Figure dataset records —
· · · ·

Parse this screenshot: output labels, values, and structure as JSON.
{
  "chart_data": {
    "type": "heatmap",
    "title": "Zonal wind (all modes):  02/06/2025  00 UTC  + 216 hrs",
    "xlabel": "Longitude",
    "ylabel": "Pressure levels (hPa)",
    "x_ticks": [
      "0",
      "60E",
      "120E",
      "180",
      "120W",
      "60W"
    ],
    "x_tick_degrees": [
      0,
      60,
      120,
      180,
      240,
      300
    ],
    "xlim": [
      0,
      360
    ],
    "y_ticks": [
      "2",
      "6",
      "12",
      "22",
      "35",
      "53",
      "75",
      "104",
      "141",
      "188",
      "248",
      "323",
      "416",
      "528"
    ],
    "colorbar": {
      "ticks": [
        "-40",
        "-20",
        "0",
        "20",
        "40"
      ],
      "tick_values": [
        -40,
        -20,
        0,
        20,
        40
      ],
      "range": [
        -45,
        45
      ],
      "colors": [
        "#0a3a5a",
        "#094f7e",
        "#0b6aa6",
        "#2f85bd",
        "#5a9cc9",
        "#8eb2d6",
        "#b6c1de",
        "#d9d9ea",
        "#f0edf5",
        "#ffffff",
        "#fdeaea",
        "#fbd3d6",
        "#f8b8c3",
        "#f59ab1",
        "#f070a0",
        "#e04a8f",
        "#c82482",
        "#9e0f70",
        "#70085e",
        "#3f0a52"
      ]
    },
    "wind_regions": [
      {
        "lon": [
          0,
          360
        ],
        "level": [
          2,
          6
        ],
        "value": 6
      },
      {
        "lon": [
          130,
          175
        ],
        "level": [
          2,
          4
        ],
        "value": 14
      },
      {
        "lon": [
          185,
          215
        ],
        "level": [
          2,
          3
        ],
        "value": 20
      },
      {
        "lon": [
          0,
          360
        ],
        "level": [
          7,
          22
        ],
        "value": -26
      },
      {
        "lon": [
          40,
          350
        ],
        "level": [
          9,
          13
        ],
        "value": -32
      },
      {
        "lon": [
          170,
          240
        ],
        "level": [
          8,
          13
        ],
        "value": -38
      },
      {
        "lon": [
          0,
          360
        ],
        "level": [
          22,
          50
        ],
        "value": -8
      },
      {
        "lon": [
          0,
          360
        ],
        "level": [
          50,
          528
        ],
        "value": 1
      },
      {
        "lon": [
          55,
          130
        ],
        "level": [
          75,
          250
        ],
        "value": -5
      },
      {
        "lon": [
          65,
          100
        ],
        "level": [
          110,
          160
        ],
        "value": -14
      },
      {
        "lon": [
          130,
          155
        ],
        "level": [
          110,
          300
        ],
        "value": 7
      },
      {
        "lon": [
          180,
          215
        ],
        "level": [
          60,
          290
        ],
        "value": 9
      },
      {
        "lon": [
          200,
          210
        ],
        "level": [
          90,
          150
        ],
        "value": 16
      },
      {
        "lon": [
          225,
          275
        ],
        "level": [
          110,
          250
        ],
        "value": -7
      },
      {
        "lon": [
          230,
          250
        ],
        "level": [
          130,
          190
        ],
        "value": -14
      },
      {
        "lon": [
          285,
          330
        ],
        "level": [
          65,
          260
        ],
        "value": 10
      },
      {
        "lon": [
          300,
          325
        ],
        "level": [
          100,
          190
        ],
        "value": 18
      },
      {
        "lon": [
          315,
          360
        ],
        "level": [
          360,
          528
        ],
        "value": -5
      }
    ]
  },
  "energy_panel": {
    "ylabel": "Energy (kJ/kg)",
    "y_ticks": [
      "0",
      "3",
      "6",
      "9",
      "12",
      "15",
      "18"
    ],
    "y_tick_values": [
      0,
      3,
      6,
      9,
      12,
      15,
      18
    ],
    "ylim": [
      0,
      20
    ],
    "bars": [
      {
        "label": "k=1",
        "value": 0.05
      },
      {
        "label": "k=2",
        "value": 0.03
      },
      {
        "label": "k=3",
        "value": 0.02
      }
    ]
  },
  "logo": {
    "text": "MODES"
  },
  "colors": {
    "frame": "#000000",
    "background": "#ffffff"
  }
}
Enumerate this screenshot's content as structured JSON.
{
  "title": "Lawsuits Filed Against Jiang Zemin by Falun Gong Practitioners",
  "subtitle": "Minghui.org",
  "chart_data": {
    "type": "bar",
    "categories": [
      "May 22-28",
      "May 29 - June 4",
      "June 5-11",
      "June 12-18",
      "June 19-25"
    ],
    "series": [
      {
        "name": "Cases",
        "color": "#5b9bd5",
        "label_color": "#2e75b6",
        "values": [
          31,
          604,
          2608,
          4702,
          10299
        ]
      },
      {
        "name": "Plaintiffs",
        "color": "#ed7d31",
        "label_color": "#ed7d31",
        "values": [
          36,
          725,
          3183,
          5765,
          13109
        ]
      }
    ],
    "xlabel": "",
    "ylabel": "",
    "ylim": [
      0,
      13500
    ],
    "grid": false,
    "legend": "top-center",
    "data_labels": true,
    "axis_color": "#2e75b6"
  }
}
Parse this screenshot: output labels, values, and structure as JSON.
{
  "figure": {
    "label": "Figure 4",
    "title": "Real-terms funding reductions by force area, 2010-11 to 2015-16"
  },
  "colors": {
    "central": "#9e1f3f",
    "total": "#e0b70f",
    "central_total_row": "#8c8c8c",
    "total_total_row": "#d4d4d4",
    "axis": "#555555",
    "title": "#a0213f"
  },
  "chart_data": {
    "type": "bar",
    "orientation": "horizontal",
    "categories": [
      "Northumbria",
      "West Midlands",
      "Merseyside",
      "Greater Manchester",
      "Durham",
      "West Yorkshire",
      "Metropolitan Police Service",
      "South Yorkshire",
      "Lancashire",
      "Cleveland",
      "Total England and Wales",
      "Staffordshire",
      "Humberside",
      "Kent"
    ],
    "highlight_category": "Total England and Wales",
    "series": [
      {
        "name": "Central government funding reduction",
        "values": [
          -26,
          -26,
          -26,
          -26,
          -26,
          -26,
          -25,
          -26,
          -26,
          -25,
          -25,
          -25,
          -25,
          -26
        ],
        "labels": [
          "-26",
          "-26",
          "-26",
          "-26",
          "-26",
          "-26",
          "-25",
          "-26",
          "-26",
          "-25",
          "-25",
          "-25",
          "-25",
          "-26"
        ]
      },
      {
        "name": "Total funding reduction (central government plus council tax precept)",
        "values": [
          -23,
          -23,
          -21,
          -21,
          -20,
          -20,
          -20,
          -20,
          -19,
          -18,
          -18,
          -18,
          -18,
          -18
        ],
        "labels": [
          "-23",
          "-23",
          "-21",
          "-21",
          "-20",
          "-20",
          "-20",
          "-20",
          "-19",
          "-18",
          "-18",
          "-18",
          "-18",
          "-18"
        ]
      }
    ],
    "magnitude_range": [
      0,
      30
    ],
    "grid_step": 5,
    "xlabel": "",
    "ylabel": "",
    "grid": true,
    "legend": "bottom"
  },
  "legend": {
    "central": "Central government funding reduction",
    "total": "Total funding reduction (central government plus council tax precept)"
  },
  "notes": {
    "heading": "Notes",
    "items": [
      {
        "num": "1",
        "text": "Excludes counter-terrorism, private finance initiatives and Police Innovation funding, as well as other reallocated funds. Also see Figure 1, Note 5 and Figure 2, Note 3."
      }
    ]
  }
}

· · · ·

What the task requires — Look through the records and gather every line containing "precept".

Reply —
        "name": "Total funding reduction (central government plus council tax precept)",
    "total": "Total funding reduction (central government plus council tax precept)"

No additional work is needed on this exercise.